* START Dataset content *

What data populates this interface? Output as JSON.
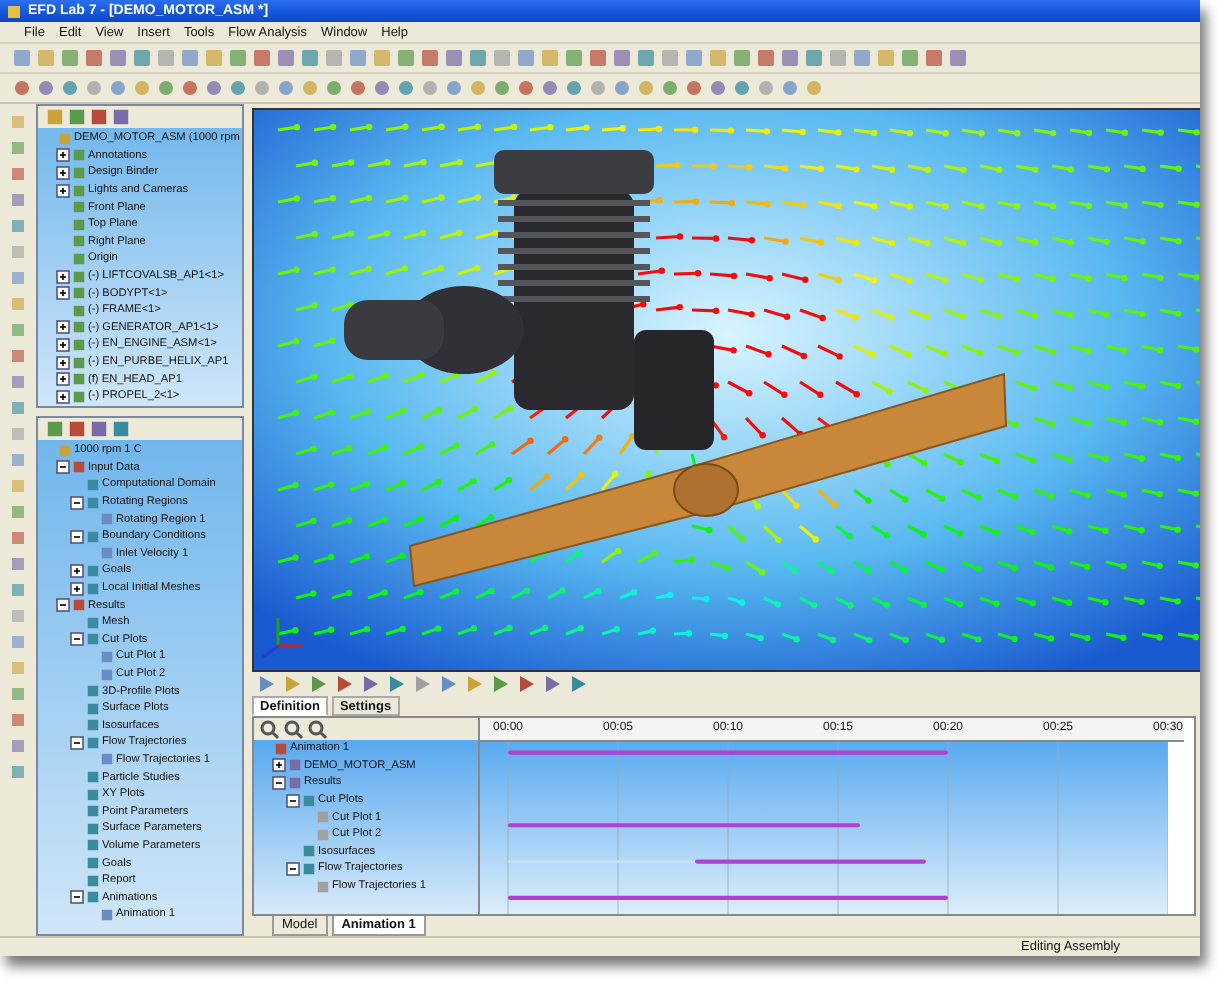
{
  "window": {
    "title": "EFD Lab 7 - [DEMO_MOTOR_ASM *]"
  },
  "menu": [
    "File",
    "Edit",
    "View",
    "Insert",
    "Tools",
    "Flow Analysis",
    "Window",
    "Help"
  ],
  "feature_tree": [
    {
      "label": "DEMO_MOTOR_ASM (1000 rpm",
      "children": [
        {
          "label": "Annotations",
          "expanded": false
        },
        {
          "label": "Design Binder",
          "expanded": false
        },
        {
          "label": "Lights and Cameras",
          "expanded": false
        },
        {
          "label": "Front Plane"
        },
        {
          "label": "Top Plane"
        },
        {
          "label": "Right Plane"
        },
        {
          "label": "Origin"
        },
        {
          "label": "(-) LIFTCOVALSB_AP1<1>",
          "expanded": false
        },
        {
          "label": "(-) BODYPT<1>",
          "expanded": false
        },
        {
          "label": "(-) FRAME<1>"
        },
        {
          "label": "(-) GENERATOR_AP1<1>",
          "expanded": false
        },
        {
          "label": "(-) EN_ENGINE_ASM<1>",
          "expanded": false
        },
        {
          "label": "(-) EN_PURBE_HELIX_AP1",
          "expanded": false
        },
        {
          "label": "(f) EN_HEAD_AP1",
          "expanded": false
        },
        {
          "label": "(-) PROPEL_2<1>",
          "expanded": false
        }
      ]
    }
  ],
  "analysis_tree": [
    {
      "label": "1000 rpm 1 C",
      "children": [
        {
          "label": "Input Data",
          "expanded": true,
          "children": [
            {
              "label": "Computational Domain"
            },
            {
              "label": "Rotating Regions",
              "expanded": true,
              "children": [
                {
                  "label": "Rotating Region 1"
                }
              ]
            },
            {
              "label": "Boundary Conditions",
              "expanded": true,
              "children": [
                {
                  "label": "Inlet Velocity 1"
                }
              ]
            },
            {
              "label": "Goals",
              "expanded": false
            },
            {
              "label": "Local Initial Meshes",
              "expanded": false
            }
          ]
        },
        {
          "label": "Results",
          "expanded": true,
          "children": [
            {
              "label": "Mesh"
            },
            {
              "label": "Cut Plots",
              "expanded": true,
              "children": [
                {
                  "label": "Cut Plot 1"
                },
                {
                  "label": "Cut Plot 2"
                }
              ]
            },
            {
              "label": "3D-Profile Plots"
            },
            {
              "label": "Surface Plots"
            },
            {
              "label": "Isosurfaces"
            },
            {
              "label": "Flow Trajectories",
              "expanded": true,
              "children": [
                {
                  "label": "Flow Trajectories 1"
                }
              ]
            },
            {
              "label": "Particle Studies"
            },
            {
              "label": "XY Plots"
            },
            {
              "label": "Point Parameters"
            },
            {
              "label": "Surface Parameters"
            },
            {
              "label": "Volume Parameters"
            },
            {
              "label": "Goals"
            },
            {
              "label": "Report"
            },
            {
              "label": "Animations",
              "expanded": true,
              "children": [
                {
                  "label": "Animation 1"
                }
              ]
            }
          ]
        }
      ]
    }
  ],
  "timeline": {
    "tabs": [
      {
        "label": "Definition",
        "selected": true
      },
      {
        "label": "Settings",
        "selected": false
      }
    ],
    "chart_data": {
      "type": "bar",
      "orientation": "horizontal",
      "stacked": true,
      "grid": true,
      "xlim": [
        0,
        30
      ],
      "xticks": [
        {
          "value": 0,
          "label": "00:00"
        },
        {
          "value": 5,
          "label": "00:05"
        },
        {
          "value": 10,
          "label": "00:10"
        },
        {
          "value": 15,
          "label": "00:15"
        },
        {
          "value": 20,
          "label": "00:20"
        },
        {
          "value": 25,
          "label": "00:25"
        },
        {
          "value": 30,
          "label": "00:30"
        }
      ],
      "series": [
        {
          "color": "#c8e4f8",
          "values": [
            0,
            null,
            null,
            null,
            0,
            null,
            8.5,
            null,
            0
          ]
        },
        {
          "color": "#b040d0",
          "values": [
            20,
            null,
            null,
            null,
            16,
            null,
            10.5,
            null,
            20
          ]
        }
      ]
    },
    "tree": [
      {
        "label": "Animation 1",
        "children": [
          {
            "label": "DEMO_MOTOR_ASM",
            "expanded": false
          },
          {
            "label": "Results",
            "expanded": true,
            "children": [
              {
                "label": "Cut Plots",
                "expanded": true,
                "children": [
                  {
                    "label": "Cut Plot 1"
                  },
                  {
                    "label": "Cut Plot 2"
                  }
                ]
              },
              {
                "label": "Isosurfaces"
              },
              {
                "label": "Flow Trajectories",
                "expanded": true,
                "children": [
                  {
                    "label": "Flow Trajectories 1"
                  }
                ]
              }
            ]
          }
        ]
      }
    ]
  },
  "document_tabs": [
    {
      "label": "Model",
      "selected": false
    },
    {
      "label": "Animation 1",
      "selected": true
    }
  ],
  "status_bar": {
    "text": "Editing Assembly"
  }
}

* END Dataset content *
* START Dataset content *

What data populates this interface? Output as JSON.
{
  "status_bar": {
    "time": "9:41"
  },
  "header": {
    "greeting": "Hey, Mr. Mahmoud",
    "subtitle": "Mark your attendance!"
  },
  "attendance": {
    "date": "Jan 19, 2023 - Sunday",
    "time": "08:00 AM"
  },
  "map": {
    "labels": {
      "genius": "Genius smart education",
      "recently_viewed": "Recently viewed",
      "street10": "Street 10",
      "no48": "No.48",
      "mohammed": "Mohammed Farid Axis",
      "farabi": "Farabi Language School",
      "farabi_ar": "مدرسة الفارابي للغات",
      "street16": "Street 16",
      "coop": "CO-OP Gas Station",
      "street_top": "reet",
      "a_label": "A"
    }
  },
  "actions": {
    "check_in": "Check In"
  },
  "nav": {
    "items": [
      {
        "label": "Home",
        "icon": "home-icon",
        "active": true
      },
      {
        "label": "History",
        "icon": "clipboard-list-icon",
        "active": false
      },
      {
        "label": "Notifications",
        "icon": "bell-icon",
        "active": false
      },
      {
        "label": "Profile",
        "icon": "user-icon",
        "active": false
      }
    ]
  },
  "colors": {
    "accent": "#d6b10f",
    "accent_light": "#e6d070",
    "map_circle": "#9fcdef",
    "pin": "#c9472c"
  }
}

* END Dataset content *
* START Dataset content *

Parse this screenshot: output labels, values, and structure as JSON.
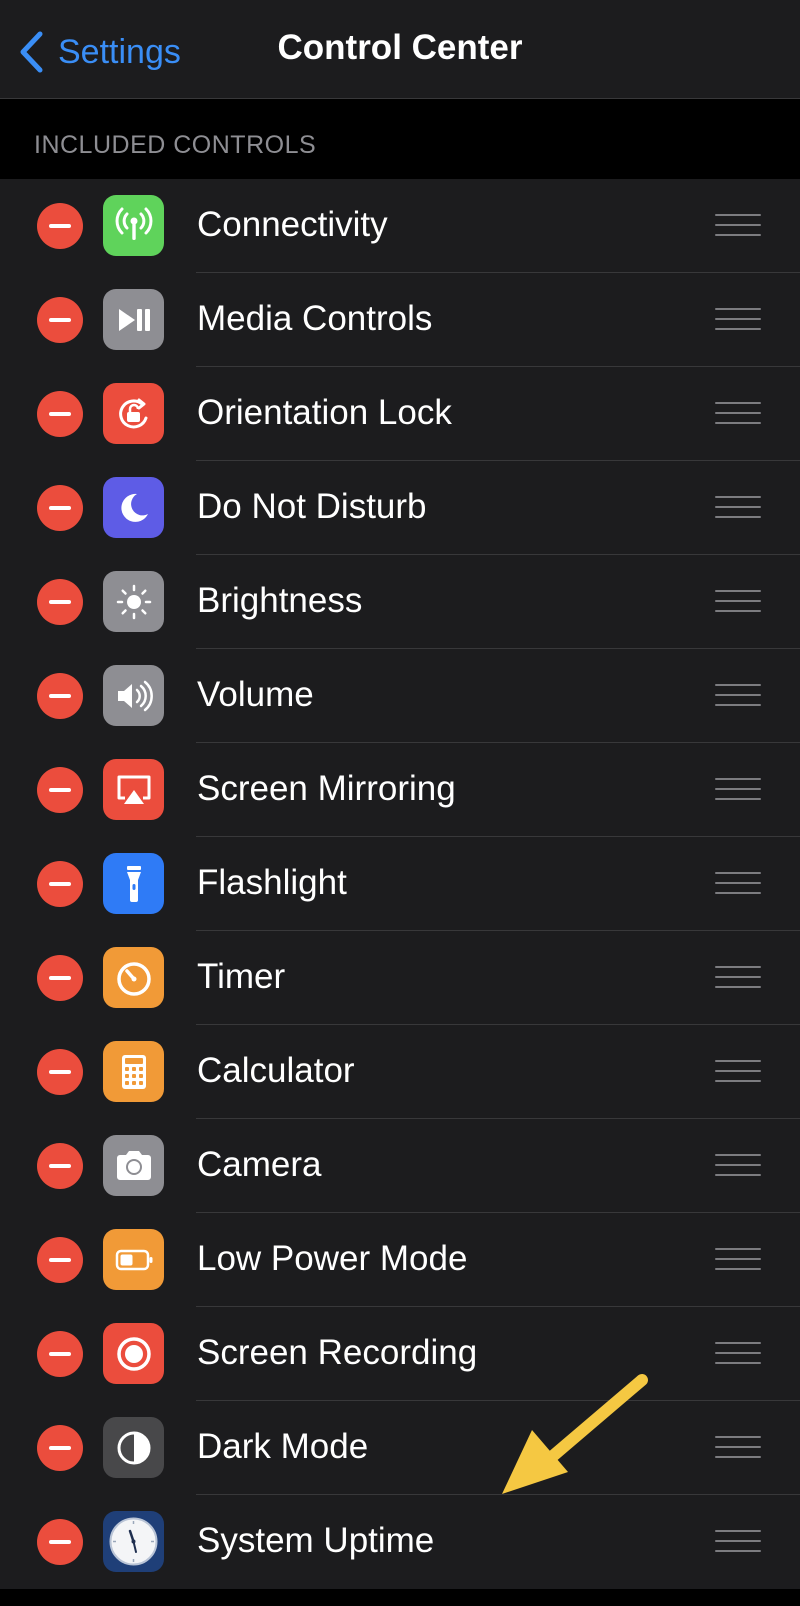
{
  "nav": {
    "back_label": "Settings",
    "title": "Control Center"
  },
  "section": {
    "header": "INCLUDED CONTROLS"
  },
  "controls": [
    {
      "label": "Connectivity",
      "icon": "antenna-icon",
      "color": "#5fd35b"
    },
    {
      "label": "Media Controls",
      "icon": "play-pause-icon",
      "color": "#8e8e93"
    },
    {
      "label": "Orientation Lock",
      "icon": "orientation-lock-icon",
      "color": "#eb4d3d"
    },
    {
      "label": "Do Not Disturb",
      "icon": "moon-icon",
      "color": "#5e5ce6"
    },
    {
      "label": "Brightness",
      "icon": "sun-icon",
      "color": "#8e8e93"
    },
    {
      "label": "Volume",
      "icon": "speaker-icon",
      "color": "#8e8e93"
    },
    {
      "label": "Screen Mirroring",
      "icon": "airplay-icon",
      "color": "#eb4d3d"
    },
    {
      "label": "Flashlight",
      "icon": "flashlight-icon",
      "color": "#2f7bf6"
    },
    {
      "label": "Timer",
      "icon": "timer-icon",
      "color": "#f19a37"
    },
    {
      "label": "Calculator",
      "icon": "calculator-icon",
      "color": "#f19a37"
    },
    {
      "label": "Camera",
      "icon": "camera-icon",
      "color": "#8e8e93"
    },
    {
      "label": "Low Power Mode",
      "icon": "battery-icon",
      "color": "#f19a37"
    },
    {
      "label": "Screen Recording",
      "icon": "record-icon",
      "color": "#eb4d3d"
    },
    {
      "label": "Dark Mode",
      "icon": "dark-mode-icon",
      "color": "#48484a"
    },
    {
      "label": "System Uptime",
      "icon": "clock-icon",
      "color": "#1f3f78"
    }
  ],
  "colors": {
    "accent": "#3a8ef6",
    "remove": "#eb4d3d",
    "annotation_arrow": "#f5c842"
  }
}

* END Dataset content *

Find "Rotating". Copy every line it occurs in.

              "label": "Rotating Regions",
                  "label": "Rotating Region 1"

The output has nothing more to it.